Entries from a dataset:
____

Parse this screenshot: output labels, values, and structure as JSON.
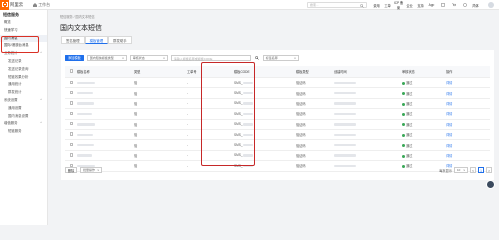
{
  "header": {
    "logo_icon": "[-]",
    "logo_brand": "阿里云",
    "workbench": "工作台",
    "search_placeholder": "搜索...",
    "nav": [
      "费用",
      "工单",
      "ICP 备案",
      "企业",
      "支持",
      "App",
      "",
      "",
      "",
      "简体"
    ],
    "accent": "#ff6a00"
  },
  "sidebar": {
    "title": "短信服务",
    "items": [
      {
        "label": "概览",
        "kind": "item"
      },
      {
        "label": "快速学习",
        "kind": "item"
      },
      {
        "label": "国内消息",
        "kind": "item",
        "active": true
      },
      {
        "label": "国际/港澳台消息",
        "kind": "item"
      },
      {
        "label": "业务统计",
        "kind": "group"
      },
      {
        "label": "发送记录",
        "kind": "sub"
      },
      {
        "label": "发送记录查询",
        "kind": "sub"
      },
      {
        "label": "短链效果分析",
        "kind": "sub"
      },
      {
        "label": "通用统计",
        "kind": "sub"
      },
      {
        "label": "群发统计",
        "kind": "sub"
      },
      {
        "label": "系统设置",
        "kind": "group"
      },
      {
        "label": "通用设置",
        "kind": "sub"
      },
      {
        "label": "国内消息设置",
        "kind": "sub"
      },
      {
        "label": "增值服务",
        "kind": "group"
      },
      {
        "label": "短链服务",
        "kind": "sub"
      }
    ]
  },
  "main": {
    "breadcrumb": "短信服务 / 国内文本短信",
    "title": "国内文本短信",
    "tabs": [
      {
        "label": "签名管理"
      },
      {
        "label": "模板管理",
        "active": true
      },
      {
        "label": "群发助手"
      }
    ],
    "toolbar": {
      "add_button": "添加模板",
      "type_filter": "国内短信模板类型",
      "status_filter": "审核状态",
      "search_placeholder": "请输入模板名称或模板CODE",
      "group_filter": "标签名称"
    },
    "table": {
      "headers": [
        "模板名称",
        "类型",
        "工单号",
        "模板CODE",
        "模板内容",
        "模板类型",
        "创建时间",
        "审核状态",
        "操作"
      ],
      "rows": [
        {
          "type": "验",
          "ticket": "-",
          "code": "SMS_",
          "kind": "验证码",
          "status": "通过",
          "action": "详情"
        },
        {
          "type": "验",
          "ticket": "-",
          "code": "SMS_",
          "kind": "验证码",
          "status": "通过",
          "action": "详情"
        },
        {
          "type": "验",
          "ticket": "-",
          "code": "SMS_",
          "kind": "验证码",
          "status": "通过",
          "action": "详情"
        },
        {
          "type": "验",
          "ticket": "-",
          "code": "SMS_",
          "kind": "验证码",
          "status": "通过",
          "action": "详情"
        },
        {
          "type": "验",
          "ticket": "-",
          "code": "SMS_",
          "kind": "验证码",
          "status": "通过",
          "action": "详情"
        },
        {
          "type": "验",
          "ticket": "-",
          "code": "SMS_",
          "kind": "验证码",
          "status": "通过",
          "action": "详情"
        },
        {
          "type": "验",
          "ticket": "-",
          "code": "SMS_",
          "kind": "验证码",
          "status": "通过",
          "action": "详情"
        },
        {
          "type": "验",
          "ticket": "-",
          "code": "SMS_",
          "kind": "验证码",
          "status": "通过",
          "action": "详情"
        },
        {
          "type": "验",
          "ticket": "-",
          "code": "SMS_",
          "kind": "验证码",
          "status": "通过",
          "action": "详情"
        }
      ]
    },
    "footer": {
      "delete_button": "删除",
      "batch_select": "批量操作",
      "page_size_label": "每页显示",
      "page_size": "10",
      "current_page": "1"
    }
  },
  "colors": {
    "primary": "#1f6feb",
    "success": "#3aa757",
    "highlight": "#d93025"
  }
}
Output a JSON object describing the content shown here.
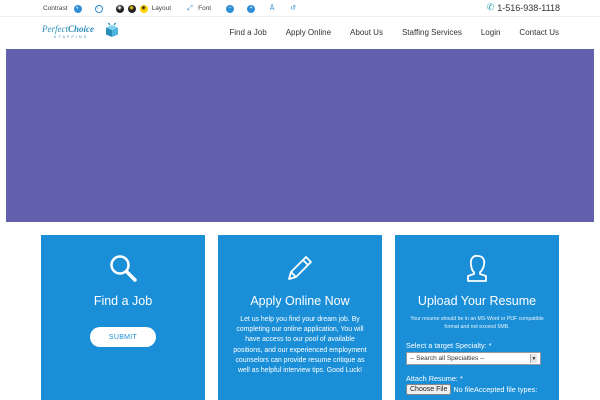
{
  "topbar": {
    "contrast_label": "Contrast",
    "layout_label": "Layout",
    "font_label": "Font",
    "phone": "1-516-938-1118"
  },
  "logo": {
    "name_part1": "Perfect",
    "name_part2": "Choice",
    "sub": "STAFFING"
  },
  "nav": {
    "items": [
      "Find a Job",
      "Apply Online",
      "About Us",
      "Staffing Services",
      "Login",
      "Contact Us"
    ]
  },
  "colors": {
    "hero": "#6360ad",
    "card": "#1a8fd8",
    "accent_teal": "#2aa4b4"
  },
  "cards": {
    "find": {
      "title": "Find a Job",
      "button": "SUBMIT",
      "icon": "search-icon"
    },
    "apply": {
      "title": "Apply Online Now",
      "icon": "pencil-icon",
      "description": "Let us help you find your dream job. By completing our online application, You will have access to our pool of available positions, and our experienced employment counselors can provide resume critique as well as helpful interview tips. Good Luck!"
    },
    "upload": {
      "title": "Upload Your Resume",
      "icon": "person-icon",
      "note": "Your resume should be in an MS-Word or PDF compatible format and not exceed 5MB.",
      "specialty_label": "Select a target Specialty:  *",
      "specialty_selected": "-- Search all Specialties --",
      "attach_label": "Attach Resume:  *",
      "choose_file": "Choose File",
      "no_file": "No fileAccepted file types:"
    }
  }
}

____

The pictures should not appear in the copy; every other part of the records above must be returned exactly.

● RESPONSE TO THE TASK:
Parse this screenshot: output labels, values, and structure as JSON.
{
  "header": {
    "logo_icon": "[-]",
    "logo_brand": "阿里云",
    "workbench": "工作台",
    "search_placeholder": "搜索...",
    "nav": [
      "费用",
      "工单",
      "ICP 备案",
      "企业",
      "支持",
      "App",
      "",
      "",
      "",
      "简体"
    ],
    "accent": "#ff6a00"
  },
  "sidebar": {
    "title": "短信服务",
    "items": [
      {
        "label": "概览",
        "kind": "item"
      },
      {
        "label": "快速学习",
        "kind": "item"
      },
      {
        "label": "国内消息",
        "kind": "item",
        "active": true
      },
      {
        "label": "国际/港澳台消息",
        "kind": "item"
      },
      {
        "label": "业务统计",
        "kind": "group"
      },
      {
        "label": "发送记录",
        "kind": "sub"
      },
      {
        "label": "发送记录查询",
        "kind": "sub"
      },
      {
        "label": "短链效果分析",
        "kind": "sub"
      },
      {
        "label": "通用统计",
        "kind": "sub"
      },
      {
        "label": "群发统计",
        "kind": "sub"
      },
      {
        "label": "系统设置",
        "kind": "group"
      },
      {
        "label": "通用设置",
        "kind": "sub"
      },
      {
        "label": "国内消息设置",
        "kind": "sub"
      },
      {
        "label": "增值服务",
        "kind": "group"
      },
      {
        "label": "短链服务",
        "kind": "sub"
      }
    ]
  },
  "main": {
    "breadcrumb": "短信服务 / 国内文本短信",
    "title": "国内文本短信",
    "tabs": [
      {
        "label": "签名管理"
      },
      {
        "label": "模板管理",
        "active": true
      },
      {
        "label": "群发助手"
      }
    ],
    "toolbar": {
      "add_button": "添加模板",
      "type_filter": "国内短信模板类型",
      "status_filter": "审核状态",
      "search_placeholder": "请输入模板名称或模板CODE",
      "group_filter": "标签名称"
    },
    "table": {
      "headers": [
        "模板名称",
        "类型",
        "工单号",
        "模板CODE",
        "模板内容",
        "模板类型",
        "创建时间",
        "审核状态",
        "操作"
      ],
      "rows": [
        {
          "type": "验",
          "ticket": "-",
          "code": "SMS_",
          "kind": "验证码",
          "status": "通过",
          "action": "详情"
        },
        {
          "type": "验",
          "ticket": "-",
          "code": "SMS_",
          "kind": "验证码",
          "status": "通过",
          "action": "详情"
        },
        {
          "type": "验",
          "ticket": "-",
          "code": "SMS_",
          "kind": "验证码",
          "status": "通过",
          "action": "详情"
        },
        {
          "type": "验",
          "ticket": "-",
          "code": "SMS_",
          "kind": "验证码",
          "status": "通过",
          "action": "详情"
        },
        {
          "type": "验",
          "ticket": "-",
          "code": "SMS_",
          "kind": "验证码",
          "status": "通过",
          "action": "详情"
        },
        {
          "type": "验",
          "ticket": "-",
          "code": "SMS_",
          "kind": "验证码",
          "status": "通过",
          "action": "详情"
        },
        {
          "type": "验",
          "ticket": "-",
          "code": "SMS_",
          "kind": "验证码",
          "status": "通过",
          "action": "详情"
        },
        {
          "type": "验",
          "ticket": "-",
          "code": "SMS_",
          "kind": "验证码",
          "status": "通过",
          "action": "详情"
        },
        {
          "type": "验",
          "ticket": "-",
          "code": "SMS_",
          "kind": "验证码",
          "status": "通过",
          "action": "详情"
        }
      ]
    },
    "footer": {
      "delete_button": "删除",
      "batch_select": "批量操作",
      "page_size_label": "每页显示",
      "page_size": "10",
      "current_page": "1"
    }
  },
  "colors": {
    "primary": "#1f6feb",
    "success": "#3aa757",
    "highlight": "#d93025"
  }
}
Output a JSON object describing the content shown here.
{
  "topbar": {
    "contrast_label": "Contrast",
    "layout_label": "Layout",
    "font_label": "Font",
    "phone": "1-516-938-1118"
  },
  "logo": {
    "name_part1": "Perfect",
    "name_part2": "Choice",
    "sub": "STAFFING"
  },
  "nav": {
    "items": [
      "Find a Job",
      "Apply Online",
      "About Us",
      "Staffing Services",
      "Login",
      "Contact Us"
    ]
  },
  "colors": {
    "hero": "#6360ad",
    "card": "#1a8fd8",
    "accent_teal": "#2aa4b4"
  },
  "cards": {
    "find": {
      "title": "Find a Job",
      "button": "SUBMIT",
      "icon": "search-icon"
    },
    "apply": {
      "title": "Apply Online Now",
      "icon": "pencil-icon",
      "description": "Let us help you find your dream job. By completing our online application, You will have access to our pool of available positions, and our experienced employment counselors can provide resume critique as well as helpful interview tips. Good Luck!"
    },
    "upload": {
      "title": "Upload Your Resume",
      "icon": "person-icon",
      "note": "Your resume should be in an MS-Word or PDF compatible format and not exceed 5MB.",
      "specialty_label": "Select a target Specialty:  *",
      "specialty_selected": "-- Search all Specialties --",
      "attach_label": "Attach Resume:  *",
      "choose_file": "Choose File",
      "no_file": "No fileAccepted file types:"
    }
  }
}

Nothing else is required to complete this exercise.